== Data records ==

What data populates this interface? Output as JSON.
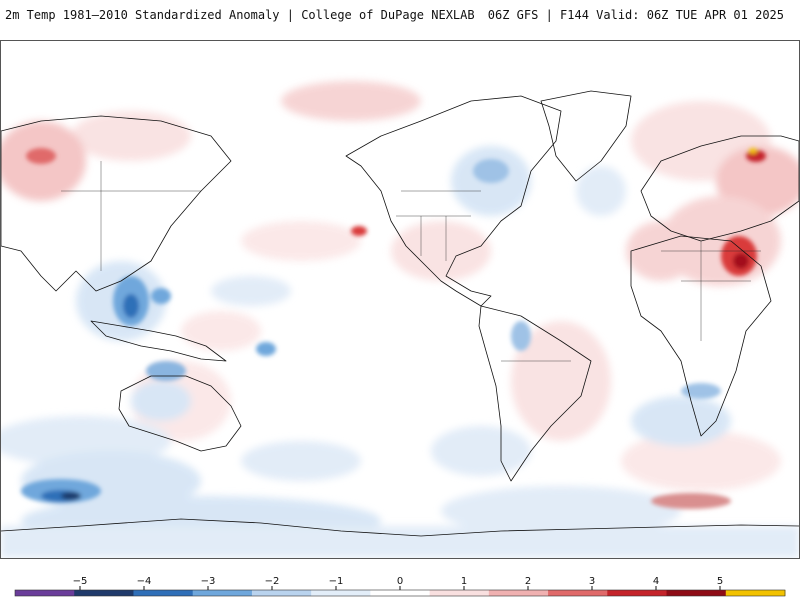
{
  "header": {
    "title": "2m Temp 1981–2010 Standardized Anomaly | College of DuPage NEXLAB",
    "run_info": "06Z GFS | F144 Valid: 06Z TUE APR 01 2025"
  },
  "map": {
    "product": "2m Temperature Standardized Anomaly",
    "model": "GFS",
    "projection": "global cylindrical",
    "anomaly_colors": {
      "-5": "#6a3d9a",
      "-4": "#1f3a6b",
      "-3": "#2f6fb8",
      "-2": "#6fa7dc",
      "-1": "#cfe0f2",
      "0": "#ffffff",
      "1": "#f6d0d0",
      "2": "#ea9a9a",
      "3": "#d93a3a",
      "4": "#a3101a",
      "5": "#f2c200"
    }
  },
  "colorbar": {
    "ticks": [
      {
        "label": "−5"
      },
      {
        "label": "−4"
      },
      {
        "label": "−3"
      },
      {
        "label": "−2"
      },
      {
        "label": "−1"
      },
      {
        "label": "0"
      },
      {
        "label": "1"
      },
      {
        "label": "2"
      },
      {
        "label": "3"
      },
      {
        "label": "4"
      },
      {
        "label": "5"
      }
    ],
    "segment_colors": [
      "#6a3d9a",
      "#1f3a6b",
      "#2f6fb8",
      "#6fa7dc",
      "#b9d3ee",
      "#e3eef9",
      "#ffffff",
      "#f9e0e0",
      "#f0b1b1",
      "#e06a6a",
      "#c4242a",
      "#8e0c16",
      "#f2c200"
    ]
  }
}
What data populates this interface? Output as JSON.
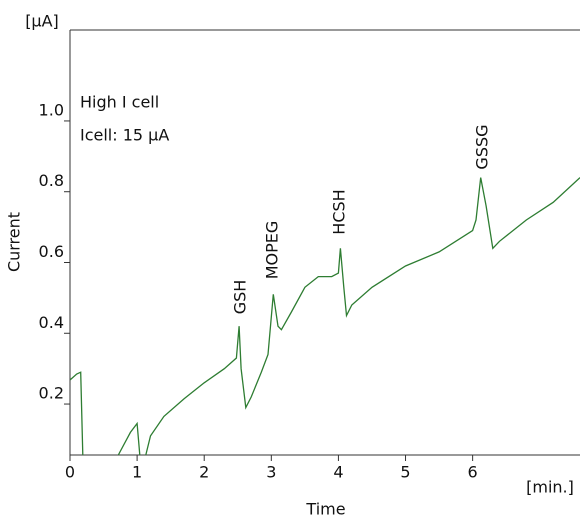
{
  "chart_data": {
    "type": "line",
    "x_label": "Time",
    "y_label": "Current",
    "x_unit": "[min.]",
    "y_unit": "[μA]",
    "annotations": [
      "High I cell",
      "Icell: 15 μA",
      "GSH",
      "MOPEG",
      "HCSH",
      "GSSG"
    ],
    "color": "#2e7d32",
    "x": [
      0,
      0.1,
      0.16,
      0.19,
      0.45,
      0.72,
      0.9,
      1.0,
      1.04,
      1.08,
      1.13,
      1.2,
      1.4,
      1.7,
      2.0,
      2.3,
      2.48,
      2.52,
      2.55,
      2.62,
      2.7,
      2.85,
      2.95,
      3.03,
      3.1,
      3.15,
      3.3,
      3.5,
      3.7,
      3.9,
      4.0,
      4.03,
      4.08,
      4.12,
      4.2,
      4.5,
      5.0,
      5.5,
      6.0,
      6.05,
      6.12,
      6.2,
      6.3,
      6.4,
      6.8,
      7.2,
      7.6
    ],
    "values": [
      0.268,
      0.285,
      0.29,
      0.056,
      null,
      0.056,
      0.12,
      0.145,
      0.056,
      null,
      0.056,
      0.11,
      0.165,
      0.215,
      0.26,
      0.3,
      0.33,
      0.42,
      0.3,
      0.19,
      0.22,
      0.29,
      0.34,
      0.51,
      0.42,
      0.41,
      0.46,
      0.53,
      0.56,
      0.56,
      0.57,
      0.64,
      0.53,
      0.45,
      0.48,
      0.53,
      0.59,
      0.63,
      0.69,
      0.72,
      0.84,
      0.76,
      0.64,
      0.66,
      0.72,
      0.77,
      0.84
    ],
    "xlim": [
      0,
      7.6
    ],
    "ylim": [
      0.056,
      1.257
    ],
    "xticks": [
      0,
      1,
      2,
      3,
      4,
      5,
      6
    ],
    "yticks": [
      0.2,
      0.4,
      0.6,
      0.8,
      {
        "value": 1,
        "label": "1.0"
      }
    ]
  }
}
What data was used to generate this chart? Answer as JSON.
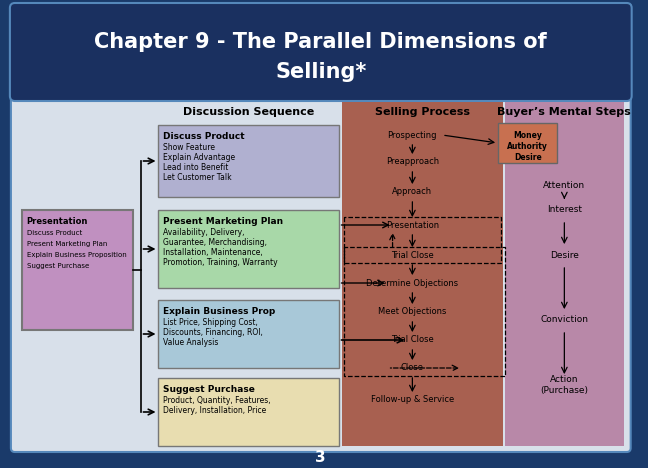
{
  "title_line1": "Chapter 9 - The Parallel Dimensions of",
  "title_line2": "Selling*",
  "bg_color": "#1a3a6a",
  "title_bg": "#1a3060",
  "content_bg": "#d8e0ea",
  "header_discussion": "Discussion Sequence",
  "header_selling": "Selling Process",
  "header_buyer": "Buyer’s Mental Steps",
  "box1_title": "Discuss Product",
  "box1_lines": [
    "Show Feature",
    "Explain Advantage",
    "Lead into Benefit",
    "Let Customer Talk"
  ],
  "box1_color": "#b0b0d0",
  "box2_title": "Present Marketing Plan",
  "box2_lines": [
    "Availability, Delivery,",
    "Guarantee, Merchandising,",
    "Installation, Maintenance,",
    "Promotion, Training, Warranty"
  ],
  "box2_color": "#a8d8a8",
  "box3_title": "Explain Business Prop",
  "box3_lines": [
    "List Price, Shipping Cost,",
    "Discounts, Financing, ROI,",
    "Value Analysis"
  ],
  "box3_color": "#a8c8d8",
  "box4_title": "Suggest Purchase",
  "box4_lines": [
    "Product, Quantity, Features,",
    "Delivery, Installation, Price"
  ],
  "box4_color": "#e8ddb0",
  "pres_title": "Presentation",
  "pres_lines": [
    "Discuss Product",
    "Present Marketing Plan",
    "Explain Business Proposition",
    "Suggest Purchase"
  ],
  "pres_color": "#c090c0",
  "selling_bg": "#a86050",
  "selling_steps": [
    "Prospecting",
    "Preapproach",
    "Approach",
    "Presentation",
    "Trial Close",
    "Determine Objections",
    "Meet Objections",
    "Trial Close",
    "Close",
    "Follow-up & Service"
  ],
  "money_lines": [
    "Money",
    "Authority",
    "Desire"
  ],
  "money_color": "#c87050",
  "buyer_bg": "#b888a8",
  "buyer_steps": [
    "Attention",
    "Interest",
    "Desire",
    "Conviction",
    "Action\n(Purchase)"
  ],
  "footer_num": "3"
}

===

Copy whichever lines in the listing above contain the word "Plan".

  "box2_title": "Present Marketing Plan",
    "Present Marketing Plan",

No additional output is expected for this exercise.